— Start Material shown —
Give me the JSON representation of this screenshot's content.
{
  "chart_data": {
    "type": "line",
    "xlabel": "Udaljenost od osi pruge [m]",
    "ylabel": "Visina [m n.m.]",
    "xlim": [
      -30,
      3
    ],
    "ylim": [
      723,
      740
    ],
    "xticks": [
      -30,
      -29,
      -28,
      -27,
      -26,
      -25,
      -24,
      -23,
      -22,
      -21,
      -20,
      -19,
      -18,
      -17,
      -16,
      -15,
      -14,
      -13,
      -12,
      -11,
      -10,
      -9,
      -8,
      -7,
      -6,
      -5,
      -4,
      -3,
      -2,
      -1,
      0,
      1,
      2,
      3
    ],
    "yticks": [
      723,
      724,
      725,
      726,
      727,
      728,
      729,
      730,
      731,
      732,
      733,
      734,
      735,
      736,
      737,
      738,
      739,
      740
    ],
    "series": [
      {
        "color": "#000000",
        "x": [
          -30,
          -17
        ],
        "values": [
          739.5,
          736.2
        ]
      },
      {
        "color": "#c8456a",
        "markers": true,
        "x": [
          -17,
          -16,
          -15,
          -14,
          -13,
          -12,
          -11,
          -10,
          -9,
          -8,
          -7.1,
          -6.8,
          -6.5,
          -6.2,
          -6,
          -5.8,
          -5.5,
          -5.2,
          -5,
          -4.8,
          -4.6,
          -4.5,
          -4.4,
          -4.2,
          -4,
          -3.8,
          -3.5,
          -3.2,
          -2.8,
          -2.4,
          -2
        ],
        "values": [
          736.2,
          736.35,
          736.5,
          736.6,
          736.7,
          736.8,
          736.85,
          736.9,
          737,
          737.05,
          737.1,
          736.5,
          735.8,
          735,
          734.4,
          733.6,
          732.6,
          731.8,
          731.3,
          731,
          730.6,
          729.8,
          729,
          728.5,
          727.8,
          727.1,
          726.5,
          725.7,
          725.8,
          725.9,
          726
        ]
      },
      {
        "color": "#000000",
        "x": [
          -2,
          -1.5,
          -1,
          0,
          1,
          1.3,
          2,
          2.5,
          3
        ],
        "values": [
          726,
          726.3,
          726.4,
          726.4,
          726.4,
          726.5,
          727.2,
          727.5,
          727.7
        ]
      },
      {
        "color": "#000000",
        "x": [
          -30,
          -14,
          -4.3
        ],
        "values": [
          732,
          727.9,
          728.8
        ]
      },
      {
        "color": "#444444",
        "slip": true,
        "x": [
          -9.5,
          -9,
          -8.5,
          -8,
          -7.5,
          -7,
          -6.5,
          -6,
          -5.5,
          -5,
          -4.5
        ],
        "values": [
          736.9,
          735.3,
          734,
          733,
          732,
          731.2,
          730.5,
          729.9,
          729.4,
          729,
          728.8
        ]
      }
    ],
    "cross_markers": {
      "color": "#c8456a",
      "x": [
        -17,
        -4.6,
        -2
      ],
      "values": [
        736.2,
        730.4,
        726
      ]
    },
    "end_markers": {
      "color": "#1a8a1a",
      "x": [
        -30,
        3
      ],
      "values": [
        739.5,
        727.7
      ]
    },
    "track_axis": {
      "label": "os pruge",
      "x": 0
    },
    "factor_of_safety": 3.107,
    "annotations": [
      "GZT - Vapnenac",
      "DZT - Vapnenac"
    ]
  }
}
— End Material shown —
- **Your task**
Repeat each record in full; every line must match exactly.

- **Exercise result**
Give me the JSON representation of this screenshot's content.
{
  "chart_data": {
    "type": "line",
    "xlabel": "Udaljenost od osi pruge [m]",
    "ylabel": "Visina [m n.m.]",
    "xlim": [
      -30,
      3
    ],
    "ylim": [
      723,
      740
    ],
    "xticks": [
      -30,
      -29,
      -28,
      -27,
      -26,
      -25,
      -24,
      -23,
      -22,
      -21,
      -20,
      -19,
      -18,
      -17,
      -16,
      -15,
      -14,
      -13,
      -12,
      -11,
      -10,
      -9,
      -8,
      -7,
      -6,
      -5,
      -4,
      -3,
      -2,
      -1,
      0,
      1,
      2,
      3
    ],
    "yticks": [
      723,
      724,
      725,
      726,
      727,
      728,
      729,
      730,
      731,
      732,
      733,
      734,
      735,
      736,
      737,
      738,
      739,
      740
    ],
    "series": [
      {
        "color": "#000000",
        "x": [
          -30,
          -17
        ],
        "values": [
          739.5,
          736.2
        ]
      },
      {
        "color": "#c8456a",
        "markers": true,
        "x": [
          -17,
          -16,
          -15,
          -14,
          -13,
          -12,
          -11,
          -10,
          -9,
          -8,
          -7.1,
          -6.8,
          -6.5,
          -6.2,
          -6,
          -5.8,
          -5.5,
          -5.2,
          -5,
          -4.8,
          -4.6,
          -4.5,
          -4.4,
          -4.2,
          -4,
          -3.8,
          -3.5,
          -3.2,
          -2.8,
          -2.4,
          -2
        ],
        "values": [
          736.2,
          736.35,
          736.5,
          736.6,
          736.7,
          736.8,
          736.85,
          736.9,
          737,
          737.05,
          737.1,
          736.5,
          735.8,
          735,
          734.4,
          733.6,
          732.6,
          731.8,
          731.3,
          731,
          730.6,
          729.8,
          729,
          728.5,
          727.8,
          727.1,
          726.5,
          725.7,
          725.8,
          725.9,
          726
        ]
      },
      {
        "color": "#000000",
        "x": [
          -2,
          -1.5,
          -1,
          0,
          1,
          1.3,
          2,
          2.5,
          3
        ],
        "values": [
          726,
          726.3,
          726.4,
          726.4,
          726.4,
          726.5,
          727.2,
          727.5,
          727.7
        ]
      },
      {
        "color": "#000000",
        "x": [
          -30,
          -14,
          -4.3
        ],
        "values": [
          732,
          727.9,
          728.8
        ]
      },
      {
        "color": "#444444",
        "slip": true,
        "x": [
          -9.5,
          -9,
          -8.5,
          -8,
          -7.5,
          -7,
          -6.5,
          -6,
          -5.5,
          -5,
          -4.5
        ],
        "values": [
          736.9,
          735.3,
          734,
          733,
          732,
          731.2,
          730.5,
          729.9,
          729.4,
          729,
          728.8
        ]
      }
    ],
    "cross_markers": {
      "color": "#c8456a",
      "x": [
        -17,
        -4.6,
        -2
      ],
      "values": [
        736.2,
        730.4,
        726
      ]
    },
    "end_markers": {
      "color": "#1a8a1a",
      "x": [
        -30,
        3
      ],
      "values": [
        739.5,
        727.7
      ]
    },
    "track_axis": {
      "label": "os pruge",
      "x": 0
    },
    "factor_of_safety": 3.107,
    "annotations": [
      "GZT - Vapnenac",
      "DZT - Vapnenac"
    ]
  }
}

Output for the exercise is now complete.